What the task requires
Reproduce the listing word for word, leaving every picture behind.

>>>>>

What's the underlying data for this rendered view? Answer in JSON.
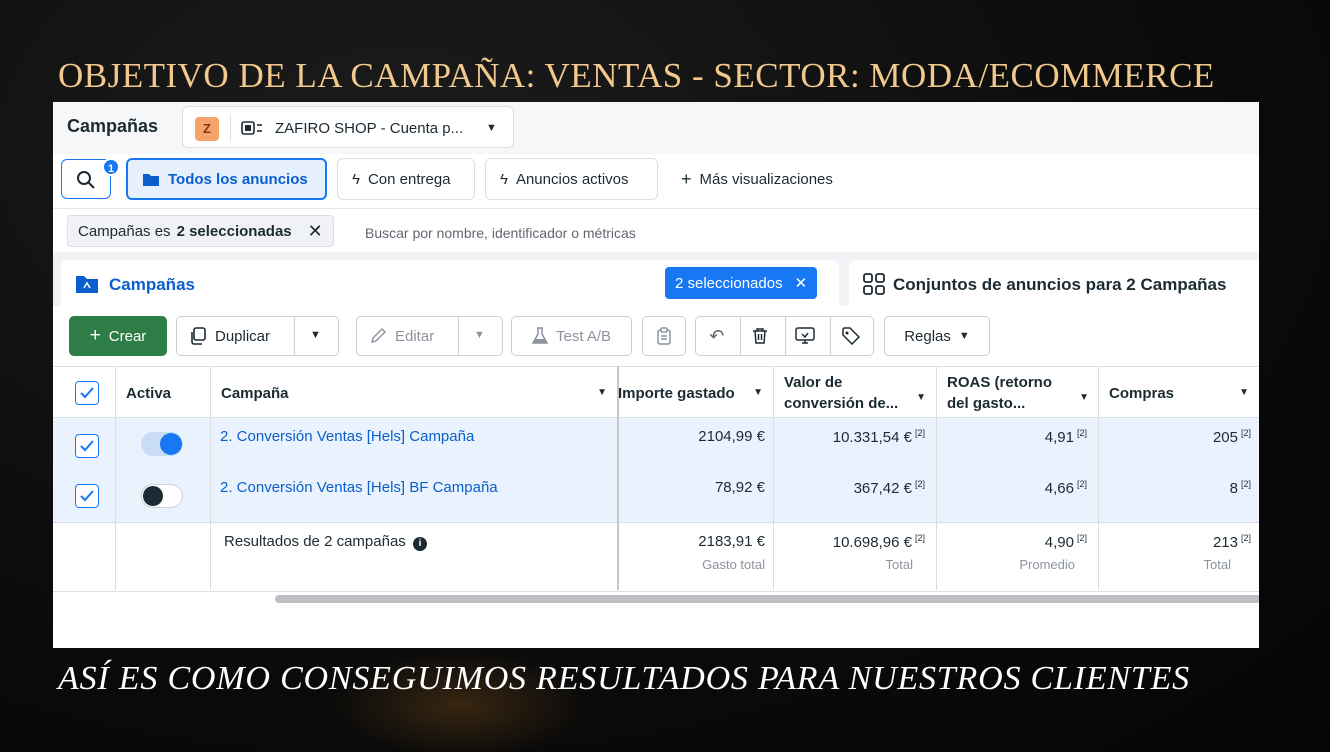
{
  "headline": "OBJETIVO DE LA CAMPAÑA: VENTAS - SECTOR: MODA/ECOMMERCE",
  "footline": "ASÍ ES COMO CONSEGUIMOS RESULTADOS PARA NUESTROS CLIENTES",
  "colors": {
    "accent": "#1877f2",
    "headline": "#f2c98c",
    "create": "#2e7d46",
    "row_selected": "#eaf2fd"
  },
  "header": {
    "title": "Campañas",
    "account": {
      "avatar_letter": "Z",
      "name": "ZAFIRO SHOP - Cuenta p...",
      "icon": "ad-account-icon"
    }
  },
  "views": {
    "search_badge": "1",
    "items": [
      {
        "label": "Todos los anuncios",
        "icon": "folder-icon",
        "active": true
      },
      {
        "label": "Con entrega",
        "icon": "lightning-icon",
        "active": false
      },
      {
        "label": "Anuncios activos",
        "icon": "lightning-icon",
        "active": false
      },
      {
        "label": "Más visualizaciones",
        "icon": "plus-icon",
        "active": false
      }
    ]
  },
  "filter": {
    "chip_prefix": "Campañas es",
    "chip_value": "2 seleccionadas",
    "search_placeholder": "Buscar por nombre, identificador o métricas"
  },
  "tabs": {
    "main_label": "Campañas",
    "selected_pill": "2 seleccionados",
    "side_label": "Conjuntos de anuncios para 2 Campañas"
  },
  "toolbar": {
    "create": "Crear",
    "duplicate": "Duplicar",
    "edit": "Editar",
    "ab_test": "Test A/B",
    "rules": "Reglas"
  },
  "table": {
    "columns": {
      "active": "Activa",
      "campaign": "Campaña",
      "spent": "Importe gastado",
      "conv_value_1": "Valor de",
      "conv_value_2": "conversión de...",
      "roas_1": "ROAS (retorno",
      "roas_2": "del gasto...",
      "purchases": "Compras"
    },
    "rows": [
      {
        "active": true,
        "name": "2. Conversión Ventas [Hels] Campaña",
        "spent": "2104,99 €",
        "conv_value": "10.331,54 €",
        "roas": "4,91",
        "purchases": "205",
        "note": "[2]"
      },
      {
        "active": false,
        "name": "2. Conversión Ventas [Hels] BF Campaña",
        "spent": "78,92 €",
        "conv_value": "367,42 €",
        "roas": "4,66",
        "purchases": "8",
        "note": "[2]"
      }
    ],
    "totals": {
      "label": "Resultados de 2 campañas",
      "spent": "2183,91 €",
      "spent_sub": "Gasto total",
      "conv_value": "10.698,96 €",
      "conv_value_sub": "Total",
      "roas": "4,90",
      "roas_sub": "Promedio",
      "purchases": "213",
      "purchases_sub": "Total",
      "note": "[2]"
    }
  }
}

<<<<<

In response
What's the underlying data for this rendered view? Answer in JSON.
{
  "headline": "OBJETIVO DE LA CAMPAÑA: VENTAS - SECTOR: MODA/ECOMMERCE",
  "footline": "ASÍ ES COMO CONSEGUIMOS RESULTADOS PARA NUESTROS CLIENTES",
  "colors": {
    "accent": "#1877f2",
    "headline": "#f2c98c",
    "create": "#2e7d46",
    "row_selected": "#eaf2fd"
  },
  "header": {
    "title": "Campañas",
    "account": {
      "avatar_letter": "Z",
      "name": "ZAFIRO SHOP - Cuenta p...",
      "icon": "ad-account-icon"
    }
  },
  "views": {
    "search_badge": "1",
    "items": [
      {
        "label": "Todos los anuncios",
        "icon": "folder-icon",
        "active": true
      },
      {
        "label": "Con entrega",
        "icon": "lightning-icon",
        "active": false
      },
      {
        "label": "Anuncios activos",
        "icon": "lightning-icon",
        "active": false
      },
      {
        "label": "Más visualizaciones",
        "icon": "plus-icon",
        "active": false
      }
    ]
  },
  "filter": {
    "chip_prefix": "Campañas es",
    "chip_value": "2 seleccionadas",
    "search_placeholder": "Buscar por nombre, identificador o métricas"
  },
  "tabs": {
    "main_label": "Campañas",
    "selected_pill": "2 seleccionados",
    "side_label": "Conjuntos de anuncios para 2 Campañas"
  },
  "toolbar": {
    "create": "Crear",
    "duplicate": "Duplicar",
    "edit": "Editar",
    "ab_test": "Test A/B",
    "rules": "Reglas"
  },
  "table": {
    "columns": {
      "active": "Activa",
      "campaign": "Campaña",
      "spent": "Importe gastado",
      "conv_value_1": "Valor de",
      "conv_value_2": "conversión de...",
      "roas_1": "ROAS (retorno",
      "roas_2": "del gasto...",
      "purchases": "Compras"
    },
    "rows": [
      {
        "active": true,
        "name": "2. Conversión Ventas [Hels] Campaña",
        "spent": "2104,99 €",
        "conv_value": "10.331,54 €",
        "roas": "4,91",
        "purchases": "205",
        "note": "[2]"
      },
      {
        "active": false,
        "name": "2. Conversión Ventas [Hels] BF Campaña",
        "spent": "78,92 €",
        "conv_value": "367,42 €",
        "roas": "4,66",
        "purchases": "8",
        "note": "[2]"
      }
    ],
    "totals": {
      "label": "Resultados de 2 campañas",
      "spent": "2183,91 €",
      "spent_sub": "Gasto total",
      "conv_value": "10.698,96 €",
      "conv_value_sub": "Total",
      "roas": "4,90",
      "roas_sub": "Promedio",
      "purchases": "213",
      "purchases_sub": "Total",
      "note": "[2]"
    }
  }
}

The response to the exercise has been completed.